* **What needs to be done**:
Look for the string "chức" in the lines and copy each line that has it.

[Stored records]
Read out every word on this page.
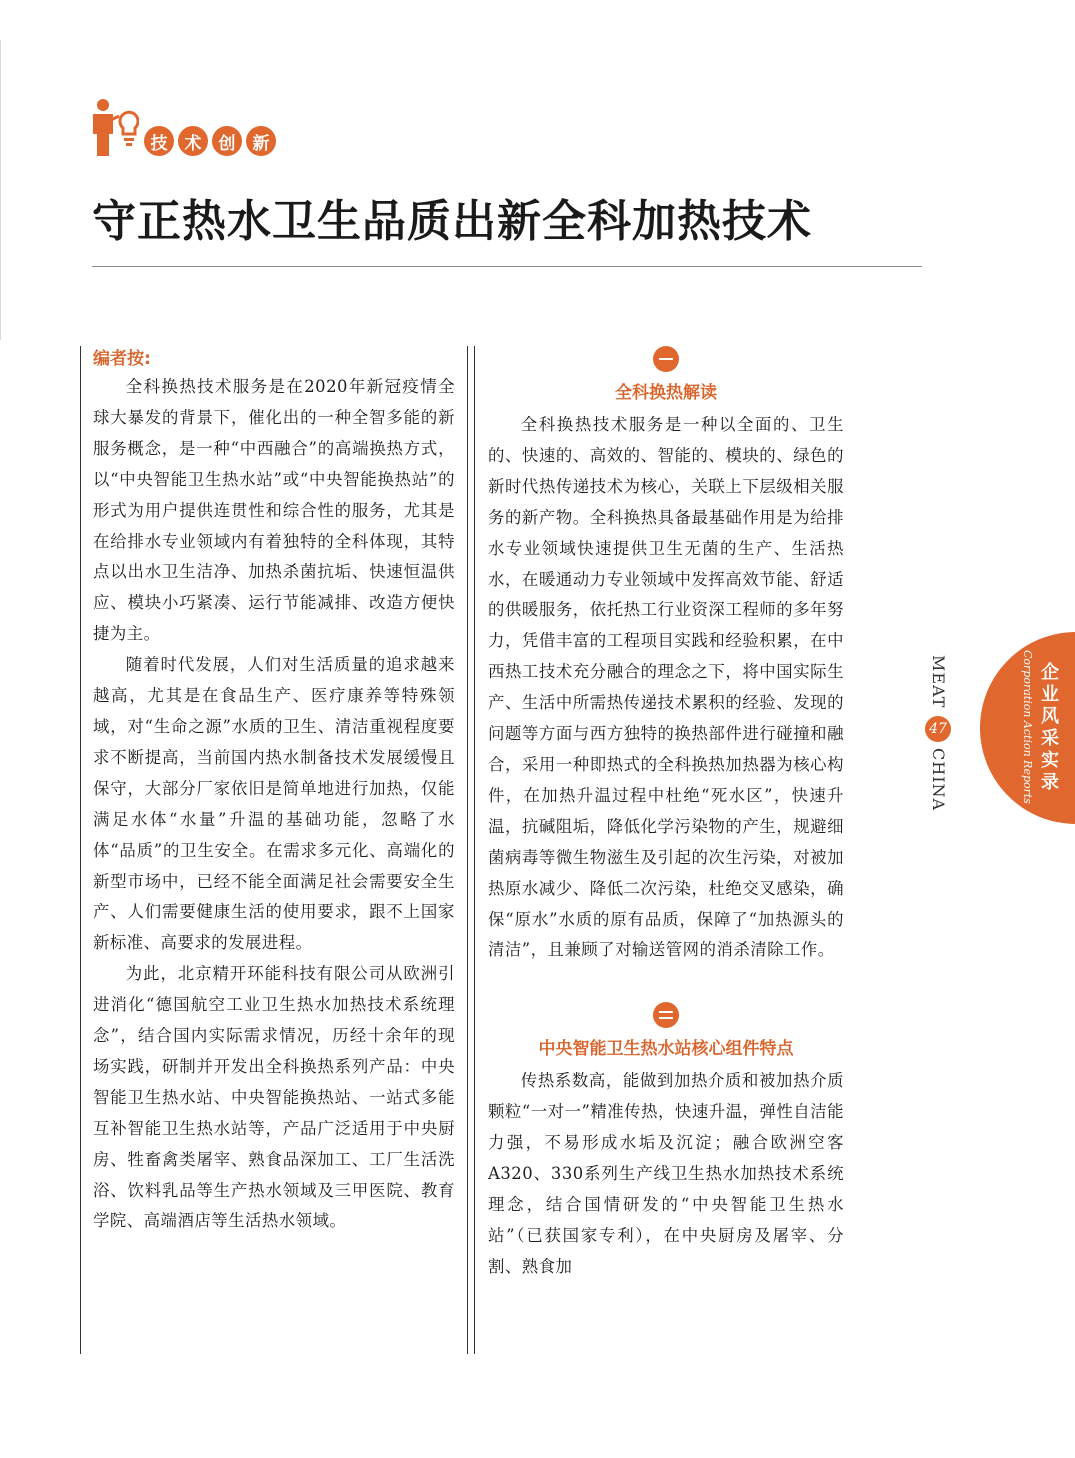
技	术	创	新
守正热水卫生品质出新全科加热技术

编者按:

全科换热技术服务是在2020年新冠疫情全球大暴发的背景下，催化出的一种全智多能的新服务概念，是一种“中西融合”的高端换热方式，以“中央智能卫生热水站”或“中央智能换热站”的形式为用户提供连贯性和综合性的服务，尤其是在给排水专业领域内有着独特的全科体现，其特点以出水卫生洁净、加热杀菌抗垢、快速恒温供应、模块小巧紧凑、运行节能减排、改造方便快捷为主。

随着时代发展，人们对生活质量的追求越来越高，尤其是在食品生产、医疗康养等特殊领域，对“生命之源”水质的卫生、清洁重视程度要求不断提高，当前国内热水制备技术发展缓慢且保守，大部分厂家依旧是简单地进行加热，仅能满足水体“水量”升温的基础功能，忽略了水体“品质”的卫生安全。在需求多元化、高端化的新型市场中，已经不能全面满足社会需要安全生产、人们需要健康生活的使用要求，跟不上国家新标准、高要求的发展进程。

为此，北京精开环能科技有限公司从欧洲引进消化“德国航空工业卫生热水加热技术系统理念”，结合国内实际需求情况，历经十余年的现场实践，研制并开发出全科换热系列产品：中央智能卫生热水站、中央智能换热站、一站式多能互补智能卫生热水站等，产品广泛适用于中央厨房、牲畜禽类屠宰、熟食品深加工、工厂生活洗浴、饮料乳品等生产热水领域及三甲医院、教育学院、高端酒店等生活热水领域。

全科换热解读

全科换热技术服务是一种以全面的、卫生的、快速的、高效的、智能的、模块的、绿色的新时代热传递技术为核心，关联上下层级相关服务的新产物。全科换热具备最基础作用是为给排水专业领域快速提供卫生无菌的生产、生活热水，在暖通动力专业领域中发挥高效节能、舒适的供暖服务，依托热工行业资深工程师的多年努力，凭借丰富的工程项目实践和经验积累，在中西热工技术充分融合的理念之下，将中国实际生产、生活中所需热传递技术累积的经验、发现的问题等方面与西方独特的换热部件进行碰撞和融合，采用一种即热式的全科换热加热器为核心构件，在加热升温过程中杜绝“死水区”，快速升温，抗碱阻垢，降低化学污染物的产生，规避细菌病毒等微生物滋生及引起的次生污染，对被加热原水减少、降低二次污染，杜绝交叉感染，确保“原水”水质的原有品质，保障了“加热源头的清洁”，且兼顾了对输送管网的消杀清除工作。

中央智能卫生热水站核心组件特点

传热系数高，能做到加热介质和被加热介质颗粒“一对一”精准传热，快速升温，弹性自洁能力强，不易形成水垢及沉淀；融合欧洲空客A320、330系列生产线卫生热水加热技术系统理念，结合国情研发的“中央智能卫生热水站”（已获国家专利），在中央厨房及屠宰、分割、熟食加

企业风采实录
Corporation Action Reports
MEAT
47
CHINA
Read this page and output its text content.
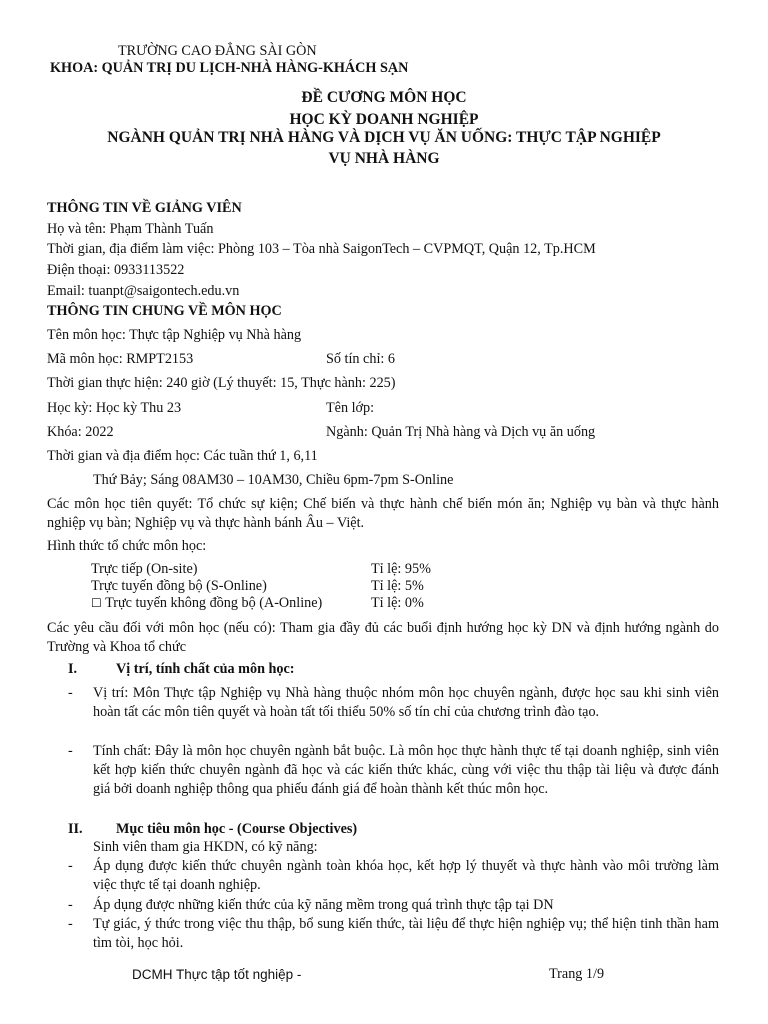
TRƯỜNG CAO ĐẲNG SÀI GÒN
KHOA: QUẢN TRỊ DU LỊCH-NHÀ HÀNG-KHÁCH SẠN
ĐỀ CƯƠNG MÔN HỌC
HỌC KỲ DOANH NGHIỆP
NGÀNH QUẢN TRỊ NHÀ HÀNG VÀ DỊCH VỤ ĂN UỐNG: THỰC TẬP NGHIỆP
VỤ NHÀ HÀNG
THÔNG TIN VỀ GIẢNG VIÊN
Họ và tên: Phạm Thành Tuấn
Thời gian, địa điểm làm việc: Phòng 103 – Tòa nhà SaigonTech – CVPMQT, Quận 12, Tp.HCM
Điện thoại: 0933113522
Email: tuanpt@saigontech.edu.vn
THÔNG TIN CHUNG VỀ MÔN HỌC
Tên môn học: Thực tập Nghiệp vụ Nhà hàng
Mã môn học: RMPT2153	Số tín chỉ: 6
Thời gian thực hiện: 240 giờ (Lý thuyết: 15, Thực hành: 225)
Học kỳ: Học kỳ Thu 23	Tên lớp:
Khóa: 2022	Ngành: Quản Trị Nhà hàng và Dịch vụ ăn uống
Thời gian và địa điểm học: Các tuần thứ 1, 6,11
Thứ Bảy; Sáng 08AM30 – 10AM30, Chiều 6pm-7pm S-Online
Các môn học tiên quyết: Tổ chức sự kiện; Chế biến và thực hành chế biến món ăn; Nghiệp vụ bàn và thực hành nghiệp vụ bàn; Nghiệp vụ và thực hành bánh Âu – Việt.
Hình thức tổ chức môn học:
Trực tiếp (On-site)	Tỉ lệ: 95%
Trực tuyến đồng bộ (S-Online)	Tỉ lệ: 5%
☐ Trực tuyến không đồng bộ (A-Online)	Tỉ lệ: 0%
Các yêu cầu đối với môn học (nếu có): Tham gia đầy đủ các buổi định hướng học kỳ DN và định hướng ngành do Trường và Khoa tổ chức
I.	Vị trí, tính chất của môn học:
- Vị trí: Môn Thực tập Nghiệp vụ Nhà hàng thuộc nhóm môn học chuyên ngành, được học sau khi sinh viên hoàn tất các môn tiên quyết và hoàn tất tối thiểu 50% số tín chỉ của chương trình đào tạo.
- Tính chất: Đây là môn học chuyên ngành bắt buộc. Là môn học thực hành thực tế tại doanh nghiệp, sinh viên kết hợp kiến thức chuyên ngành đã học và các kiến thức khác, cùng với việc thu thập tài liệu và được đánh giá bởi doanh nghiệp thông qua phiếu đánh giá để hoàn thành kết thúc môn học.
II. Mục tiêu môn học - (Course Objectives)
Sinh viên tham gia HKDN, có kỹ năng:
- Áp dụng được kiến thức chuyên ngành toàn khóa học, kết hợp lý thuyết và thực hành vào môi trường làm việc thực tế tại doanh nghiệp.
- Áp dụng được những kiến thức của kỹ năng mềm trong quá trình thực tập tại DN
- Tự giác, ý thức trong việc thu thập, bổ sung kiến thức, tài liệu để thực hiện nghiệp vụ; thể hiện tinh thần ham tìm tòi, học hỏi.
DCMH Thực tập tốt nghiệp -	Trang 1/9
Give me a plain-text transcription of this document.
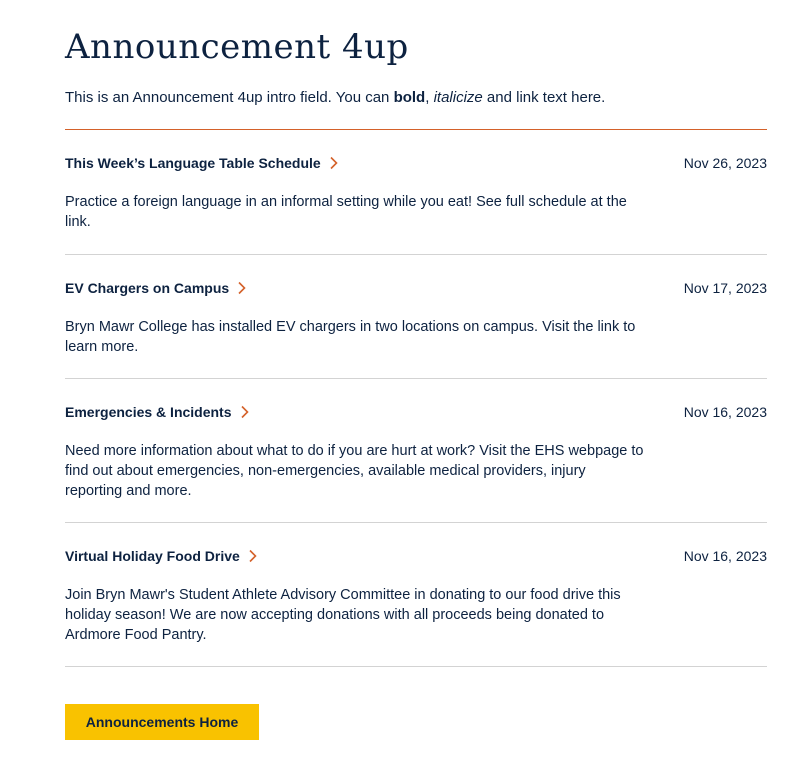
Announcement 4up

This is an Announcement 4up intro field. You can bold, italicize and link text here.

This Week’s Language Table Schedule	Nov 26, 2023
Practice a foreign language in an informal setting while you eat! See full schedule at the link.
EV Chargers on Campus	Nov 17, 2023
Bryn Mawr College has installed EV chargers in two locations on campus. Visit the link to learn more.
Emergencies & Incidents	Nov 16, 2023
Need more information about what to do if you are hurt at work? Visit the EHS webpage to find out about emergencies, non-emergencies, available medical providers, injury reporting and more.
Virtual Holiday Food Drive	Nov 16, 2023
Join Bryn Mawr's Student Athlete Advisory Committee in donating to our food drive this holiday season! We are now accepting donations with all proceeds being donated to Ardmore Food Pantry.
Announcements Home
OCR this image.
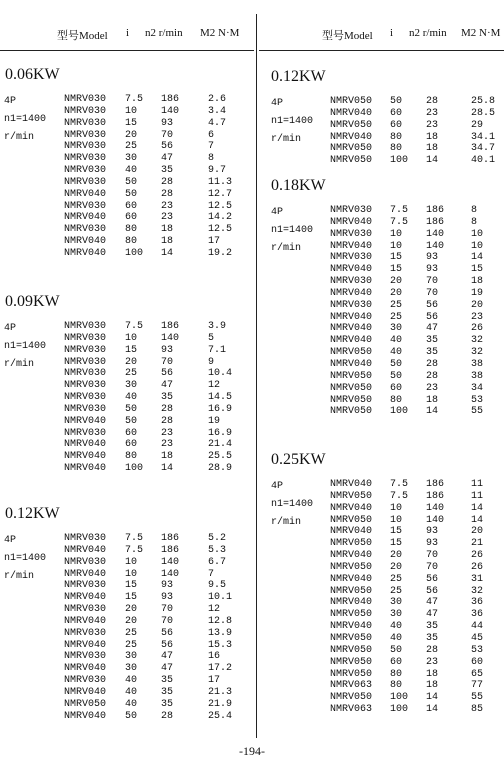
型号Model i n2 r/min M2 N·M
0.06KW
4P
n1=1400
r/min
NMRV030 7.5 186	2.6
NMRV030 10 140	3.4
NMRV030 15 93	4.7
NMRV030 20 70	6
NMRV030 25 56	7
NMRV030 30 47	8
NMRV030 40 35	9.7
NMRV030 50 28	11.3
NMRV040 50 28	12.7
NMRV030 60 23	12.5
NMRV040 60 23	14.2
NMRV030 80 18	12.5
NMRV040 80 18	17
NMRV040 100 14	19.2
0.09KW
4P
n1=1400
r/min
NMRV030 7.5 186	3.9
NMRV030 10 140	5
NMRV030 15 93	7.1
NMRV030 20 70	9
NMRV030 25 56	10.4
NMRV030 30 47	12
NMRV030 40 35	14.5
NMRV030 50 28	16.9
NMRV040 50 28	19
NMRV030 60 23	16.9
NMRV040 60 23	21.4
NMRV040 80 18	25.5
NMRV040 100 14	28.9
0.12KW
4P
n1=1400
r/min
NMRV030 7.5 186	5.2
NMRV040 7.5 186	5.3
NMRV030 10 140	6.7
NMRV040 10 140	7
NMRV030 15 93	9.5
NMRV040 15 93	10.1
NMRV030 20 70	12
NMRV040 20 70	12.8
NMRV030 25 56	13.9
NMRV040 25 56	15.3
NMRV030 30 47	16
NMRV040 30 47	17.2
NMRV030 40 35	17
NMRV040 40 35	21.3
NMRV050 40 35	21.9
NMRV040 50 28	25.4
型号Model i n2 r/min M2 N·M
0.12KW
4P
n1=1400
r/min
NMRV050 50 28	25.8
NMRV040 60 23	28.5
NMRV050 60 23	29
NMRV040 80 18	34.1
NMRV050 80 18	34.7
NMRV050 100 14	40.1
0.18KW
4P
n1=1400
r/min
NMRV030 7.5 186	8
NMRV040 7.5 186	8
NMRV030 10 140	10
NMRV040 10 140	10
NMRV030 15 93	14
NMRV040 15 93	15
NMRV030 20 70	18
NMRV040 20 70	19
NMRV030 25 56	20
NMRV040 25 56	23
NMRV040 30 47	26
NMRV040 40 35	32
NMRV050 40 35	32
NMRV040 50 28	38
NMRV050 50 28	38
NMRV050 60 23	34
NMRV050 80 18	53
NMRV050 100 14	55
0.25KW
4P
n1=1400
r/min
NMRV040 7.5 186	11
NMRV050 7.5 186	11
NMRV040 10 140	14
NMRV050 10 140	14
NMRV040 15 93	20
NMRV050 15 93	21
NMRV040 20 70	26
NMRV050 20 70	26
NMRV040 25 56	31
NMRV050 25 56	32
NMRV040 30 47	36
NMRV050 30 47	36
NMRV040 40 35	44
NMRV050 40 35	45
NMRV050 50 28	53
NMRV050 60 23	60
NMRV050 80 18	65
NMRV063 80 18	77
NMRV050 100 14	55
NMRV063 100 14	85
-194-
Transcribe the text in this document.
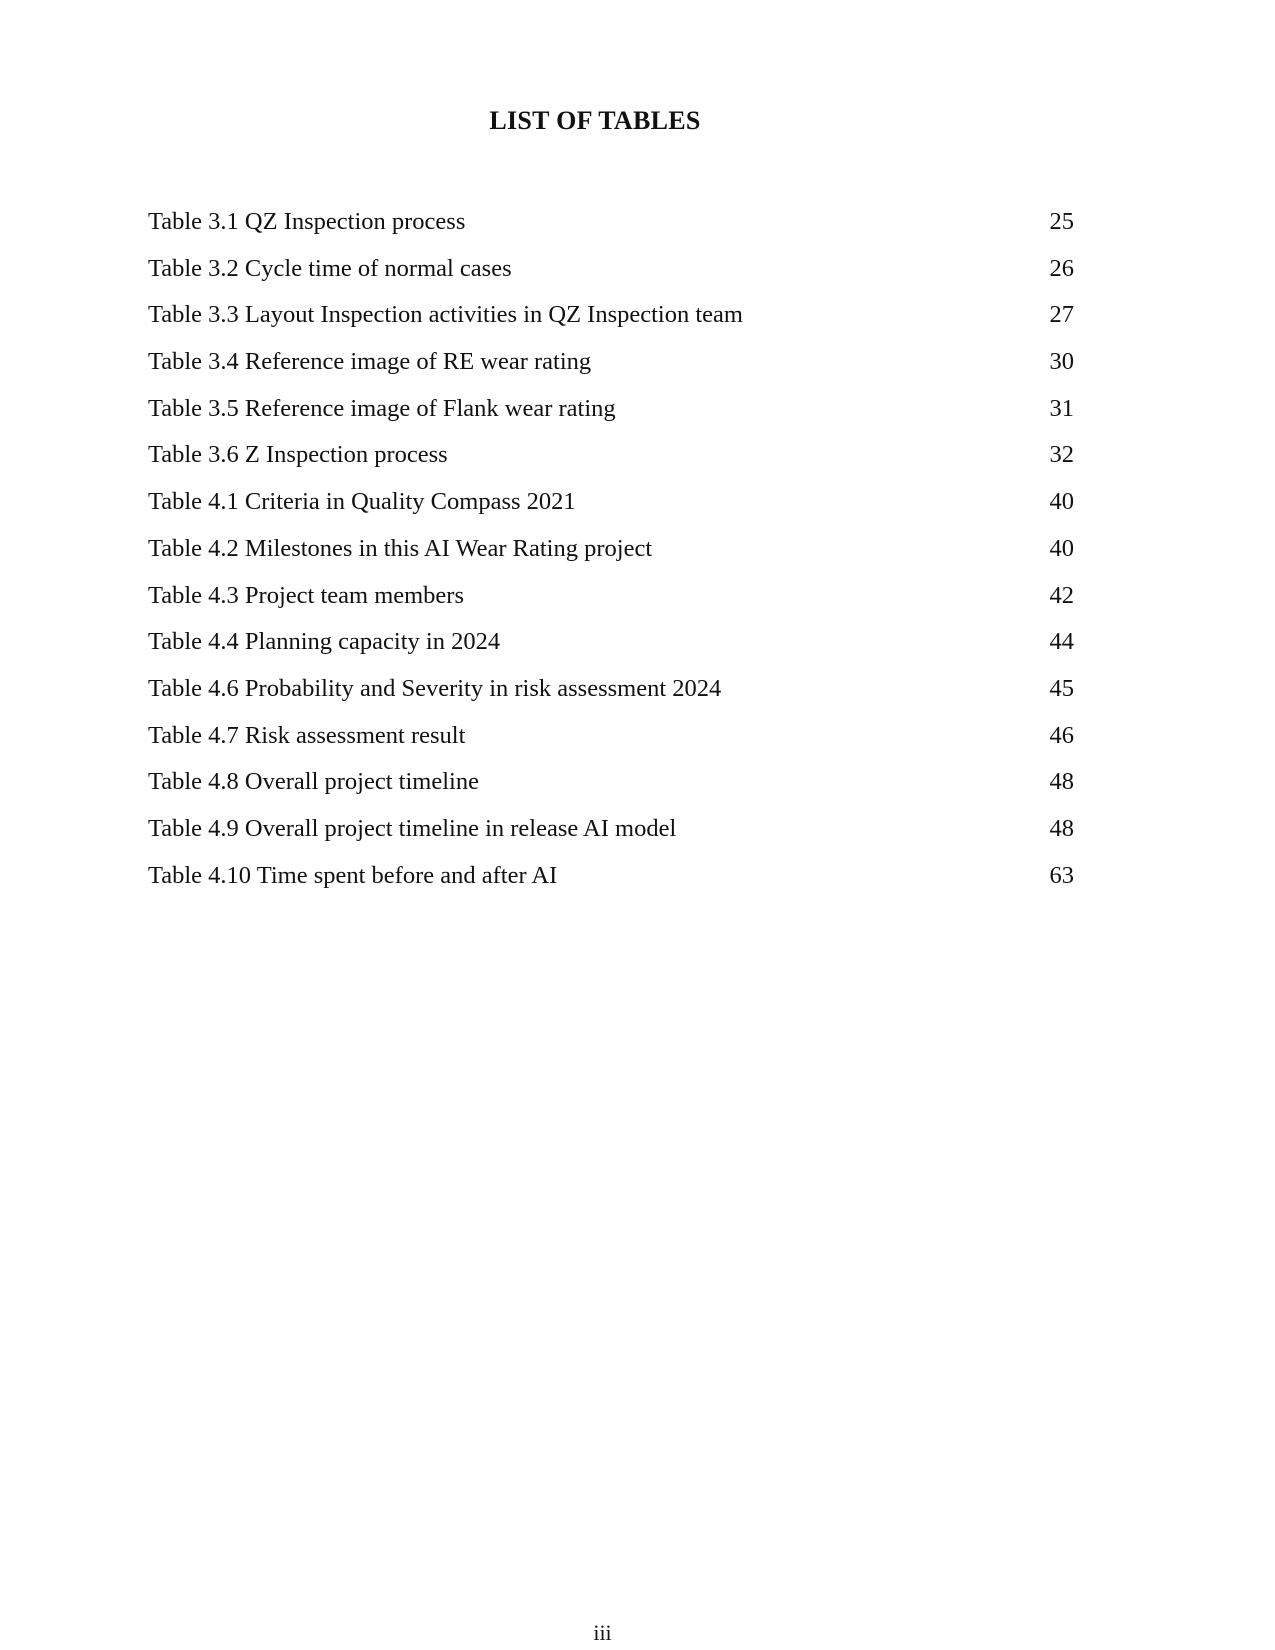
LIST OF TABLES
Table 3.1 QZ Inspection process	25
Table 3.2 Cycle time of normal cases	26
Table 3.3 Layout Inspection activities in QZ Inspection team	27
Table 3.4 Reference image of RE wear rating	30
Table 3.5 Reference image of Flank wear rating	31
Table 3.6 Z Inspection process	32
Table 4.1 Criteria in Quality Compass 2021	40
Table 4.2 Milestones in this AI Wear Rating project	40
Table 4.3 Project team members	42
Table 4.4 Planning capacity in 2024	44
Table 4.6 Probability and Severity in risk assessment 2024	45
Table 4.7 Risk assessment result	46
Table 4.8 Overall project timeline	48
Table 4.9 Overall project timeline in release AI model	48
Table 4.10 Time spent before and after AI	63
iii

* **Solution for this exercise**:
Các môn học tiên quyết: Tổ chức sự kiện; Chế biến và thực hành chế biến món ăn; Nghiệp vụ bàn và thực hành nghiệp vụ bàn; Nghiệp vụ và thực hành bánh Âu – Việt.
Hình thức tổ chức môn học:
Các yêu cầu đối với môn học (nếu có): Tham gia đầy đủ các buổi định hướng học kỳ DN và định hướng ngành do Trường và Khoa tổ chức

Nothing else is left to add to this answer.